____ EXCERPT PROVIDED

However, the most exciting update for the new year is that LHSA has been able to offer a paid internship in 2014 focusing on the Dott collections. For eight weeks, I’ll be working with the successful candidate to share the work that LHSA has been doing to catalogue case notes to item-level and introduce them to the method that I use, Encoded Archival Description, which is often taught to student archivists in theory, but not always in practice.
In the past month, we’ve sadly said goodbye to our current archive intern, Sharon, our research intern, Kirstin, and our conservation intern, Sarah. They’ve both made a great contribution to the work of LHSA (as you’ll see from their last blog post!), and if our 2014 internship starts as well as the 2013 internship programme ended, we’ll begin the new year in style! Merry Christmas, everybody!



LHB1 CC/24/PR2.1968 - Personalised New Year card from a relieved patient!

Santa Claus is coming to town…



       
He’s certainly visited the LHSA offices early this year with confirmation from the Wellcome Trust (WT) of funding for a new cataloguing project. Under the Research Resources funding stream, a grant of £90,497 for ‘RVH v TB: a project to catalogue LHSA’s Royal Victoria Hospital Tuberculosis and Diseases of the Chest Case Notes and Registers (c.1920 – 2000)’ will see the creation of a 29 month Project Archivist post due to begin in autumn 2014. The catalogues will be created in Encoded Archival Description (EAD), building on the methodology developed as part of the current WT-funded Norman Dott case note cataloguing project, enabling dissemination to researchers worldwide.

________
____ DATA LISTING

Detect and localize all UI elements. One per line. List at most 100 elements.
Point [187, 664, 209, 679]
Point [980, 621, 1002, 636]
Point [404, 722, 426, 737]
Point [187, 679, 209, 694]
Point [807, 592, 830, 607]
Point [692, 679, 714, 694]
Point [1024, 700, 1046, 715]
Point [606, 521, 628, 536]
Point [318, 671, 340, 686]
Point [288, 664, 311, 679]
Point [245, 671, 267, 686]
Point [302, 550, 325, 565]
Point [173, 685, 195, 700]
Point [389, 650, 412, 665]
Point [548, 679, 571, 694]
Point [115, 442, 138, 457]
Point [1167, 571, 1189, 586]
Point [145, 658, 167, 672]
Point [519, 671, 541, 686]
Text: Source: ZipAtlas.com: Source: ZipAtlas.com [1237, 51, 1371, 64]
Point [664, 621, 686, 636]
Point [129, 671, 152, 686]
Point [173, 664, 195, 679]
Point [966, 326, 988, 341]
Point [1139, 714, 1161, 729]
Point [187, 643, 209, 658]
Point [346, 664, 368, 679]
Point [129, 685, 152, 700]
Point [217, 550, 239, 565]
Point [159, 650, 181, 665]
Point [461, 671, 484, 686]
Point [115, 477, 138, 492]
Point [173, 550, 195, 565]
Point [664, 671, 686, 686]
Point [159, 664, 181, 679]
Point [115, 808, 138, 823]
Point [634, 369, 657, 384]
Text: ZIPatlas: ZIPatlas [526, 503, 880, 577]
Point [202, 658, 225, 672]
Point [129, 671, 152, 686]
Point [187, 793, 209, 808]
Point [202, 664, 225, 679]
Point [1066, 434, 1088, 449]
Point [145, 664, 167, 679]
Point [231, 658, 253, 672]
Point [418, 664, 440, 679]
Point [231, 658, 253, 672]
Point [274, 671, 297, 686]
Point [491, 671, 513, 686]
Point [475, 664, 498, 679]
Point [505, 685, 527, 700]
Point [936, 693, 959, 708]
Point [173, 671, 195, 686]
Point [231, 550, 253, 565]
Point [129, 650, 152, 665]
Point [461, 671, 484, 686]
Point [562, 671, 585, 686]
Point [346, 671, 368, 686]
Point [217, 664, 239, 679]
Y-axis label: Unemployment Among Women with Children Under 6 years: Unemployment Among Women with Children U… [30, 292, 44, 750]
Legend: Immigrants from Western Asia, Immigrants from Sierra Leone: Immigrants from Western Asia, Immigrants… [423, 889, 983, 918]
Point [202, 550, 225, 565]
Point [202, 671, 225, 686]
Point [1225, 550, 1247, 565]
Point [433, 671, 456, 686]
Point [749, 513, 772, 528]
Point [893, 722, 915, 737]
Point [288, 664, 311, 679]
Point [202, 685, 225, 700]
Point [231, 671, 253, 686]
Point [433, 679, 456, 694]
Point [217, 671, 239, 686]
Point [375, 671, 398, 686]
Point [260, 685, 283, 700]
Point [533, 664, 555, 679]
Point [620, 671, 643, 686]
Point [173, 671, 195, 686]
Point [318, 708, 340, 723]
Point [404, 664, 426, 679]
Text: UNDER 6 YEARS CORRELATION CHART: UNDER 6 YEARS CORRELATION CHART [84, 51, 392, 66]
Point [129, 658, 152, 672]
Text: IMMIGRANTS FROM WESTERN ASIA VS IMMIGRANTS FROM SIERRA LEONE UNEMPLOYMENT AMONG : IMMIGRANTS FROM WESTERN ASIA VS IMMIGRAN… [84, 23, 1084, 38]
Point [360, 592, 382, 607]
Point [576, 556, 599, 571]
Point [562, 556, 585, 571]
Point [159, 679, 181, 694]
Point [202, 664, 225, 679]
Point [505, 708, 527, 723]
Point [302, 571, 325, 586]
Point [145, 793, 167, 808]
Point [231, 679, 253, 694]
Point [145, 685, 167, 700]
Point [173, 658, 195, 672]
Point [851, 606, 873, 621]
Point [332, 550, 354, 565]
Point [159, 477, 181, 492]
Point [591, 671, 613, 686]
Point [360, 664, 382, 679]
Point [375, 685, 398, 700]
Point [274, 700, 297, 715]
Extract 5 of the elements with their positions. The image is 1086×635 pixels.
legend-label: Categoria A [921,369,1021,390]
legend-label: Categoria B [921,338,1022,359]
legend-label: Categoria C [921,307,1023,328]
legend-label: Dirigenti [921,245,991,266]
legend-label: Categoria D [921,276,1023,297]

________

# APPLY WHAT YOU READ
- 1) According to the LHSA excerpt, how long will the new Project Archivist post funded by the Wellcome Trust last?
- 2) Decide whether each statement agrees with the LHSA excerpt. Answer yes or no for each, and quote the deciding words.
(a) The paid internship offered in 2014 runs for eight weeks.
(b) The Wellcome Trust grant for the new cataloguing project is £90,497.
(c) The Project Archivist post is due to begin in spring 2014.
The rows are separate material and are not part of the LHSA excerpt.

# TASK RESULTS
- 1) 29 months.

- 2)
(a) Yes: "For eight weeks, I’ll be working with the successful candidate"
(b) Yes: "a grant of £90,497"
(c) No: "due to begin in autumn 2014"